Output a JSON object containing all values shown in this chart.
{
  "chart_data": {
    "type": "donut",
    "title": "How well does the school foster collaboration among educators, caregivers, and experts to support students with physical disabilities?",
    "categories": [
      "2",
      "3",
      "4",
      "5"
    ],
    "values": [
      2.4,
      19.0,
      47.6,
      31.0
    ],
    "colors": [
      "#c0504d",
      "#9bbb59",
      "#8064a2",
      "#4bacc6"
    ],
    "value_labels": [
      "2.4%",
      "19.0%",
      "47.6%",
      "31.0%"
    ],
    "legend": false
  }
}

########

* THE TASK *
All the data must be duplicated exactly, with nothing added or removed.

* TASK RESPONSE *
Output a JSON object containing all values shown in this chart.
{
  "chart_data": {
    "type": "donut",
    "title": "How well does the school foster collaboration among educators, caregivers, and experts to support students with physical disabilities?",
    "categories": [
      "2",
      "3",
      "4",
      "5"
    ],
    "values": [
      2.4,
      19.0,
      47.6,
      31.0
    ],
    "colors": [
      "#c0504d",
      "#9bbb59",
      "#8064a2",
      "#4bacc6"
    ],
    "value_labels": [
      "2.4%",
      "19.0%",
      "47.6%",
      "31.0%"
    ],
    "legend": false
  }
}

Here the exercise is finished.